## What to do
• A. Repeat word for word the part of the Sam Sparro passage below that begins at the words "Background information" and stops after the words "songwriter (born 1982)".
• B. Rewrite the paragraph in the Sam Sparro passage below that begins "Sparro left Los Angeles and returned to Sydney" as a short bulleted list that keeps its main facts.

## Passage shown

--- START ---

Background information
- Born: Samuel Frankland Falson 8 November 1982 (age 43) Sydney, New South Wales, Australia
- Genres: Funktronica; funk; synth-pop; soul; neo soul; nu-disco; house;
- Occupations: Singer; songwriter; record producer;
- Instruments: Vocals; keyboards;
- Years active: 2006–present Chauffeur group members: Mark Ronson; Theophilus London; Member of The Bottletop Band
- Labels: Modus Vivendi; Island; Universal; EMI; Virgin; Sparro; Intuit; Pulse;
- Spouse: Zion Lennox ​(m. 2018)​

= Sam Sparro =

Australian singer and songwriter (born 1982)

Samuel Falson (born 8 November 1982), better known by his stage name Sam Sparro, is an Australian singer, songwriter and record producer. He was signed to the British record label Island Records. Sparro is best known for his 2008 single "Black and Gold".

==Biography==
Sam Sparro was born on November 8, 1982, and raised in Sydney, Australia. Sparro's father, Chris Falson is a gospel minister and recording artist of Maltese and Portuguese descent who has written music for Star Trek and Queer Eye for the Straight Guy. Sparro's mother, Karyn Falson (née Frankland) is from Australia. His brother plays guitar professionally while his mother plays organ at a Baptist church. The family relocated to Los Angeles when Sparro was ten years old. His father had signed a deal there and was recording a soul album, he took Sparro to a church in Tujunga to hear some of the genre's singers. Fellow church goers, were the McCrary family. Chaka Khan became one of his early admirers after hearing Sparro's singing through knowing the McCrarys. His first role as a child actor was in a McDonald's commercial. His stage name was derived from a family nickname, which in turn was inspired by the Sydney radio announcer Gary O'Callaghan's on-air character "Sammy Sparrow".

Sparro left Los Angeles and returned to Sydney, where he lived with his grandparents and worked for a public relations company, before travelling to the UK, immersing himself in the music scene in London. He returned to Los Angeles in 2002, where he took a job in a coffee shop. It was during this time that he wrote his single, "Black and Gold" with his producer, Jesse Rogg. When growing up, Sparro regularly performed backing vocals at his father's concerts and on his music releases. He states "I'm a spiritual person, but ... not into any religion. I was always kind of a non-denominational Christian" and "a bit of a gypsy". Sparro is openly gay. He did an interview for Attitude magazine and was featured on the front cover. Sparro married DJ Zion Lennox in a private ceremony in California on 21 September 2018.

--- END ---

## Data listing
--- START ---

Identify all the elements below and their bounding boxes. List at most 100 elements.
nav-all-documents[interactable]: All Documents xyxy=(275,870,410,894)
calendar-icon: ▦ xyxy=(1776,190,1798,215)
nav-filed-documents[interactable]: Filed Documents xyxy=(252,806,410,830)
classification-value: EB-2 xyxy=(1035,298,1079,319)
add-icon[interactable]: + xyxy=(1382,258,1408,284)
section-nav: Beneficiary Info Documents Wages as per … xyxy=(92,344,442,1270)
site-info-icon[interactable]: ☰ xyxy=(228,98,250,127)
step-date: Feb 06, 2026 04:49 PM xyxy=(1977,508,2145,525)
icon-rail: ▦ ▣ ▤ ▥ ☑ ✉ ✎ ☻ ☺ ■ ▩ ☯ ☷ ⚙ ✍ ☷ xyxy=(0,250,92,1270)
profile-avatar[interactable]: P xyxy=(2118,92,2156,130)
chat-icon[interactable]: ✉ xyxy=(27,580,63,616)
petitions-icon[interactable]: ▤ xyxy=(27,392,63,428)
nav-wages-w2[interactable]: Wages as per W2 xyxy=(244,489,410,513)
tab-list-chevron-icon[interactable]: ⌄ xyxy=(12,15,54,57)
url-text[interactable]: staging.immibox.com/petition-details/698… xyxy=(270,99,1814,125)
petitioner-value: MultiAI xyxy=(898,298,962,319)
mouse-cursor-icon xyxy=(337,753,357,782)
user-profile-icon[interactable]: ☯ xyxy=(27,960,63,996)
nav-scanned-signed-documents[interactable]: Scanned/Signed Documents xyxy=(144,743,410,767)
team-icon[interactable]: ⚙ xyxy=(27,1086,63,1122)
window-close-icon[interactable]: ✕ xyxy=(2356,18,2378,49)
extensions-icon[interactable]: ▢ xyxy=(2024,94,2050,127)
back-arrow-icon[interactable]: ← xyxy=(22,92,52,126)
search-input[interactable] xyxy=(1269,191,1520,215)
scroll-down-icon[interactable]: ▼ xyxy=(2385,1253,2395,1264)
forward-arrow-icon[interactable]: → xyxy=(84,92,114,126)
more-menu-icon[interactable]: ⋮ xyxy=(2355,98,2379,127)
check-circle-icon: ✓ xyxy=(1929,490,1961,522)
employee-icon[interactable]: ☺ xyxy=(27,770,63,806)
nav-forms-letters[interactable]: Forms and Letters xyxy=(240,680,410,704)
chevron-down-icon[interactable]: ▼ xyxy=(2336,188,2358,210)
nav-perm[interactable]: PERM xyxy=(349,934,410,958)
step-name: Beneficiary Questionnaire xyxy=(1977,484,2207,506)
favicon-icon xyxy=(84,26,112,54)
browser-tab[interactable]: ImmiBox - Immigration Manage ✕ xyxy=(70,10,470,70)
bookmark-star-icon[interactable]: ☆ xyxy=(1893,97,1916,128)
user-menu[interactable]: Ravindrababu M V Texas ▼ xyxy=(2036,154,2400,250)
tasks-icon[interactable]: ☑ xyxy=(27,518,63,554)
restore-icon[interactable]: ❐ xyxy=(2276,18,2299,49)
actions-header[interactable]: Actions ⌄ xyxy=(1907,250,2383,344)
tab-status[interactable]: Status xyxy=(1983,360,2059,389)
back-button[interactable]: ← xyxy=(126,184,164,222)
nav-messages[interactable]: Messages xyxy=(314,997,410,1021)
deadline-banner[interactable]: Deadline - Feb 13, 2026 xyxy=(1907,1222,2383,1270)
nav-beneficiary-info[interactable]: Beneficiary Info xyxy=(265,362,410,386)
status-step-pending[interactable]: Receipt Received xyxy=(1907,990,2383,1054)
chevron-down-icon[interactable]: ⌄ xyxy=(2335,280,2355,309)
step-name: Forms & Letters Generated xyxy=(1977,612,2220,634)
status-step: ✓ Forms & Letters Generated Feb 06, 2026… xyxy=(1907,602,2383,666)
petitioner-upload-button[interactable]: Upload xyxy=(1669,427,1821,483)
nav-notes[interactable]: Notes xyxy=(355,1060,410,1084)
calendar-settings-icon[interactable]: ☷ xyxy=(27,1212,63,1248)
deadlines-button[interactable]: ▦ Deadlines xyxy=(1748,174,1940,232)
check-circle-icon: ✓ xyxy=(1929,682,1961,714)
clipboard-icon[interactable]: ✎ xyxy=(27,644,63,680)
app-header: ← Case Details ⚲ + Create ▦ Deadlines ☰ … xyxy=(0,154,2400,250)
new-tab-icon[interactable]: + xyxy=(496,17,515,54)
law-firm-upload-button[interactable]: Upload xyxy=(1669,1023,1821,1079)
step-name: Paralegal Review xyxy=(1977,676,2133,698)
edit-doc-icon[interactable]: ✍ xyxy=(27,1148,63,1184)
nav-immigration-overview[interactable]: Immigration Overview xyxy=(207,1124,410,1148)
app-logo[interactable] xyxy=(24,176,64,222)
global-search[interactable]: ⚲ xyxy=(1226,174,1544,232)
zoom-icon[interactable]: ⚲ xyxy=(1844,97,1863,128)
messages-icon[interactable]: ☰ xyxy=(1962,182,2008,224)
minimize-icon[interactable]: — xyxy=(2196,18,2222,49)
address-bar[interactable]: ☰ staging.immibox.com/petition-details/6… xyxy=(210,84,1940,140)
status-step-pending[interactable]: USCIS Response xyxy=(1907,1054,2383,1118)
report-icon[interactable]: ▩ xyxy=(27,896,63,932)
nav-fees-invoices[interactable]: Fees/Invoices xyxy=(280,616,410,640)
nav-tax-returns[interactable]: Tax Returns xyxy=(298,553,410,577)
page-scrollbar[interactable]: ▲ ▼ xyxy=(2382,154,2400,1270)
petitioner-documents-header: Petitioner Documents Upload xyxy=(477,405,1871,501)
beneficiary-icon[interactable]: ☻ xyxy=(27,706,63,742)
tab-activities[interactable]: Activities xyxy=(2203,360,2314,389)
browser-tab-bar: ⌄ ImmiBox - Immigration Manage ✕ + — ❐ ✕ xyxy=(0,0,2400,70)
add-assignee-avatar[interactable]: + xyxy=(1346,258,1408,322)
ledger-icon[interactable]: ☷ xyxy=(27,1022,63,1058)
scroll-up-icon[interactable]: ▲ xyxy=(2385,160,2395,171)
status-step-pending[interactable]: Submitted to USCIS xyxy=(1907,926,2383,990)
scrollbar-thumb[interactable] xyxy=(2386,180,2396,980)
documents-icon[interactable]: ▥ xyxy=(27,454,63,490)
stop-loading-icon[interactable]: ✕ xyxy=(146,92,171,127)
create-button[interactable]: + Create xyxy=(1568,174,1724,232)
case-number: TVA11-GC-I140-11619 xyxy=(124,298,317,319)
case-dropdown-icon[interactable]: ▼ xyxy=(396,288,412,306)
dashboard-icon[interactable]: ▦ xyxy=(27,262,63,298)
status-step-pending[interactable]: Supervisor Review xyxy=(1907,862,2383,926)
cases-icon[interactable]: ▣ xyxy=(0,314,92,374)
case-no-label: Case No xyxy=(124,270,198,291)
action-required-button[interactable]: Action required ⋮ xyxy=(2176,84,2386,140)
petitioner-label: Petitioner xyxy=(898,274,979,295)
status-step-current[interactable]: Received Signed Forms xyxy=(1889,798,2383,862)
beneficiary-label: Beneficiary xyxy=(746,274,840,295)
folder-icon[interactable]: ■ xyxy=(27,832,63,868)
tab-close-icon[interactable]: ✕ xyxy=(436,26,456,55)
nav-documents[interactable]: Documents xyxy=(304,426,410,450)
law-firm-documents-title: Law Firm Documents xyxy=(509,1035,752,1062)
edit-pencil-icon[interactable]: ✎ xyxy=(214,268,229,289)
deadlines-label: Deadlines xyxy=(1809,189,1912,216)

--- END ---

## Responses in order
• A.
Background information
- Born: Samuel Frankland Falson 8 November 1982 (age 43) Sydney, New South Wales, Australia
- Genres: Funktronica; funk; synth-pop; soul; neo soul; nu-disco; house;
- Occupations: Singer; songwriter; record producer;
- Instruments: Vocals; keyboards;
- Years active: 2006–present Chauffeur group members: Mark Ronson; Theophilus London; Member of The Bottletop Band
- Labels: Modus Vivendi; Island; Universal; EMI; Virgin; Sparro; Intuit; Pulse;
- Spouse: Zion Lennox ​(m. 2018)​

= Sam Sparro =

Australian singer and songwriter (born 1982)

• B.
- Left Los Angeles for Sydney, where he lived with his grandparents and worked for a public relations company.
- Traveled to the UK and immersed himself in London's music scene.
- Returned to Los Angeles in 2002 and worked in a coffee shop. During this time he wrote "Black and Gold" with his producer, Jesse Rogg.
- Growing up, regularly sang backing vocals at his father's concerts and on his father's music releases.
- Calls himself spiritual but not religious, "a non-denominational Christian" and "a bit of a gypsy."
- Is openly gay. Gave an interview to Attitude magazine and appeared on its front cover.
- Married DJ Zion Lennox in a private ceremony in California on 21 September 2018.